Exercise details => Could you copy every entry below word for word, without changing anything?

⁂

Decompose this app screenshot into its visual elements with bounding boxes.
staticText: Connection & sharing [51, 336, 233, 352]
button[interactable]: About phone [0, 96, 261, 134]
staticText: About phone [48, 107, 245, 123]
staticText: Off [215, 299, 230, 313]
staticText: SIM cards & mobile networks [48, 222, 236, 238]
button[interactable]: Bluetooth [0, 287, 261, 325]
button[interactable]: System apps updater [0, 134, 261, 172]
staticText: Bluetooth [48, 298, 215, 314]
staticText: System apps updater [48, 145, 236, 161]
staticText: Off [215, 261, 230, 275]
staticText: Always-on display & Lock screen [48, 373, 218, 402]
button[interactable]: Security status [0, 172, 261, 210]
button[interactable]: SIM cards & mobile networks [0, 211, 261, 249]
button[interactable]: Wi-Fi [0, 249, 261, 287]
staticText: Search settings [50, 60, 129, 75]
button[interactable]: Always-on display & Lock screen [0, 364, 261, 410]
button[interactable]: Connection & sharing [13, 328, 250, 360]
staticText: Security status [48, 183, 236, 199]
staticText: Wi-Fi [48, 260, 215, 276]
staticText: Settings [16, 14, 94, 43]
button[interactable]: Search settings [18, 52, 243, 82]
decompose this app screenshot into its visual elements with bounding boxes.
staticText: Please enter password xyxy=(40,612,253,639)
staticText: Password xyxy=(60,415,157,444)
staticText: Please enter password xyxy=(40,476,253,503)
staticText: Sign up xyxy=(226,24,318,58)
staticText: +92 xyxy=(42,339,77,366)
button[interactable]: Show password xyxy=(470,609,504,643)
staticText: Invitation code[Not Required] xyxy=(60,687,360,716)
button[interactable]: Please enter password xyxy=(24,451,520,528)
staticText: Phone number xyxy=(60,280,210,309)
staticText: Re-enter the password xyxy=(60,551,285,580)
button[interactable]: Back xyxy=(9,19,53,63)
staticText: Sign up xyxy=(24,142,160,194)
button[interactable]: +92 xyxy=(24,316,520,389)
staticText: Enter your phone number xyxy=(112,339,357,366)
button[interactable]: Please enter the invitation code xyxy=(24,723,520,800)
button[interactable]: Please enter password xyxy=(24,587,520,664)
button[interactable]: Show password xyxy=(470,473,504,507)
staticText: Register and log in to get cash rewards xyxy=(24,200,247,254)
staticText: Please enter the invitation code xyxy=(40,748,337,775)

⁂

Exercise answer =>
Decompose this app screenshot into its visual elements with bounding boxes.
staticText: Connection & sharing [51, 336, 233, 352]
button[interactable]: About phone [0, 96, 261, 134]
staticText: About phone [48, 107, 245, 123]
staticText: Off [215, 299, 230, 313]
staticText: SIM cards & mobile networks [48, 222, 236, 238]
button[interactable]: Bluetooth [0, 287, 261, 325]
button[interactable]: System apps updater [0, 134, 261, 172]
staticText: Bluetooth [48, 298, 215, 314]
staticText: System apps updater [48, 145, 236, 161]
staticText: Off [215, 261, 230, 275]
staticText: Always-on display & Lock screen [48, 373, 218, 402]
button[interactable]: Security status [0, 172, 261, 210]
button[interactable]: SIM cards & mobile networks [0, 211, 261, 249]
button[interactable]: Wi-Fi [0, 249, 261, 287]
staticText: Search settings [50, 60, 129, 75]
button[interactable]: Always-on display & Lock screen [0, 364, 261, 410]
button[interactable]: Connection & sharing [13, 328, 250, 360]
staticText: Security status [48, 183, 236, 199]
staticText: Wi-Fi [48, 260, 215, 276]
staticText: Settings [16, 14, 94, 43]
button[interactable]: Search settings [18, 52, 243, 82]
decompose this app screenshot into its visual elements with bounding boxes.
staticText: Please enter password xyxy=(40,612,253,639)
staticText: Password xyxy=(60,415,157,444)
staticText: Please enter password xyxy=(40,476,253,503)
staticText: Sign up xyxy=(226,24,318,58)
staticText: +92 xyxy=(42,339,77,366)
button[interactable]: Show password xyxy=(470,609,504,643)
staticText: Invitation code[Not Required] xyxy=(60,687,360,716)
button[interactable]: Please enter password xyxy=(24,451,520,528)
staticText: Phone number xyxy=(60,280,210,309)
staticText: Re-enter the password xyxy=(60,551,285,580)
button[interactable]: Back xyxy=(9,19,53,63)
staticText: Sign up xyxy=(24,142,160,194)
button[interactable]: +92 xyxy=(24,316,520,389)
staticText: Enter your phone number xyxy=(112,339,357,366)
button[interactable]: Please enter the invitation code xyxy=(24,723,520,800)
button[interactable]: Please enter password xyxy=(24,587,520,664)
button[interactable]: Show password xyxy=(470,473,504,507)
staticText: Register and log in to get cash rewards xyxy=(24,200,247,254)
staticText: Please enter the invitation code xyxy=(40,748,337,775)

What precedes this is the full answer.